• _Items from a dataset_
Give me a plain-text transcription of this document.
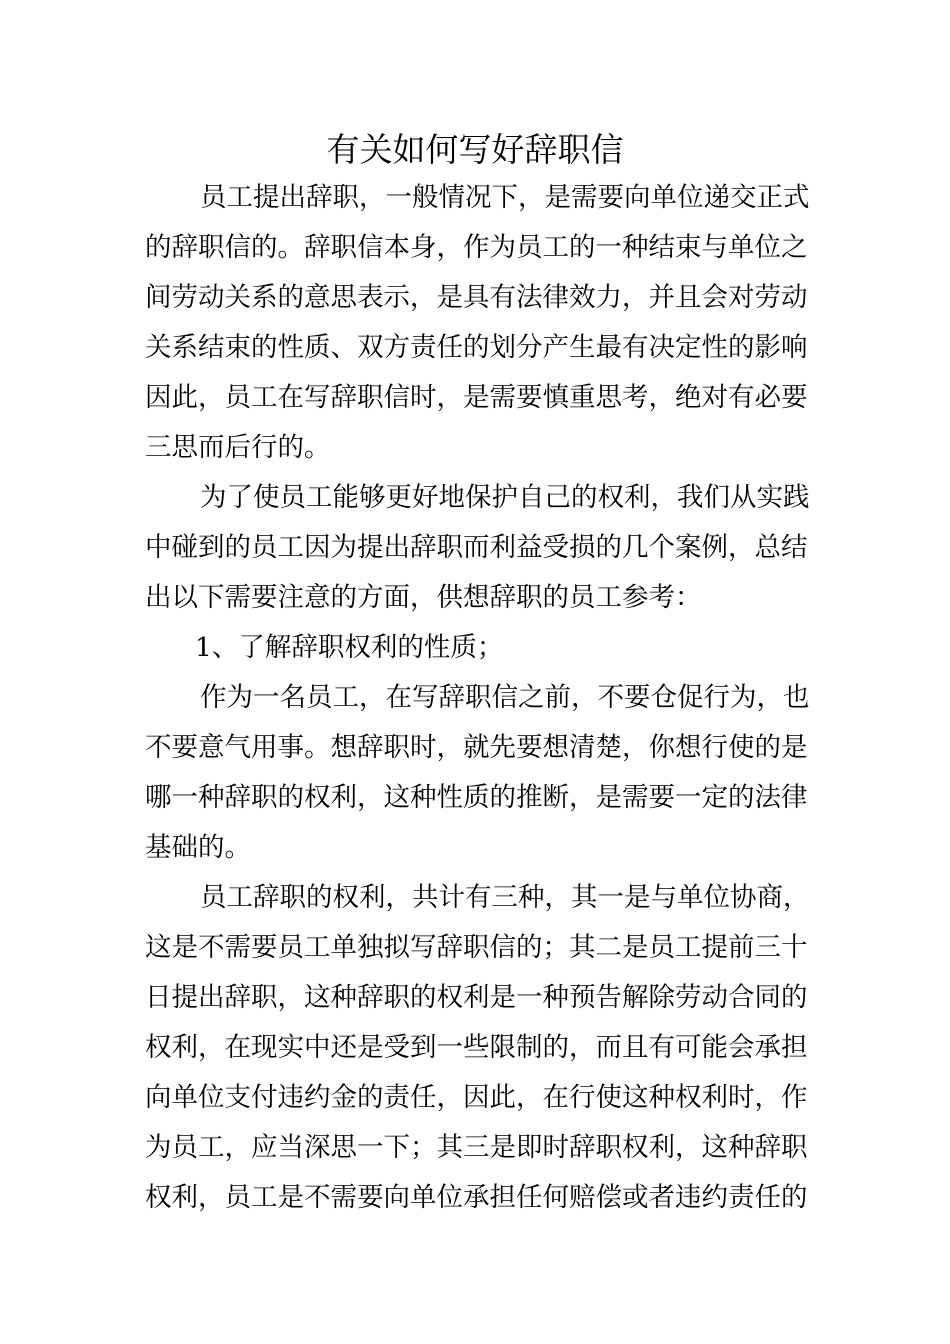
有关如何写好辞职信

员工提出辞职，一般情况下，是需要向单位递交正式

的辞职信的。辞职信本身，作为员工的一种结束与单位之

间劳动关系的意思表示，是具有法律效力，并且会对劳动

关系结束的性质、双方责任的划分产生最有决定性的影响

因此，员工在写辞职信时，是需要慎重思考，绝对有必要

三思而后行的。

为了使员工能够更好地保护自己的权利，我们从实践

中碰到的员工因为提出辞职而利益受损的几个案例，总结

出以下需要注意的方面，供想辞职的员工参考：

1、了解辞职权利的性质；

作为一名员工，在写辞职信之前，不要仓促行为，也

不要意气用事。想辞职时，就先要想清楚，你想行使的是

哪一种辞职的权利，这种性质的推断，是需要一定的法律

基础的。

员工辞职的权利，共计有三种，其一是与单位协商，

这是不需要员工单独拟写辞职信的；其二是员工提前三十

日提出辞职，这种辞职的权利是一种预告解除劳动合同的

权利，在现实中还是受到一些限制的，而且有可能会承担

向单位支付违约金的责任，因此，在行使这种权利时，作

为员工，应当深思一下；其三是即时辞职权利，这种辞职

权利，员工是不需要向单位承担任何赔偿或者违约责任的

• _Written request_
Retype each line of the listing above word for word. Exclude the pictures.

• _Complete output_
Give me a plain-text transcription of this document.
有关如何写好辞职信

员工提出辞职，一般情况下，是需要向单位递交正式

的辞职信的。辞职信本身，作为员工的一种结束与单位之

间劳动关系的意思表示，是具有法律效力，并且会对劳动

关系结束的性质、双方责任的划分产生最有决定性的影响

因此，员工在写辞职信时，是需要慎重思考，绝对有必要

三思而后行的。

为了使员工能够更好地保护自己的权利，我们从实践

中碰到的员工因为提出辞职而利益受损的几个案例，总结

出以下需要注意的方面，供想辞职的员工参考：

1、了解辞职权利的性质；

作为一名员工，在写辞职信之前，不要仓促行为，也

不要意气用事。想辞职时，就先要想清楚，你想行使的是

哪一种辞职的权利，这种性质的推断，是需要一定的法律

基础的。

员工辞职的权利，共计有三种，其一是与单位协商，

这是不需要员工单独拟写辞职信的；其二是员工提前三十

日提出辞职，这种辞职的权利是一种预告解除劳动合同的

权利，在现实中还是受到一些限制的，而且有可能会承担

向单位支付违约金的责任，因此，在行使这种权利时，作

为员工，应当深思一下；其三是即时辞职权利，这种辞职

权利，员工是不需要向单位承担任何赔偿或者违约责任的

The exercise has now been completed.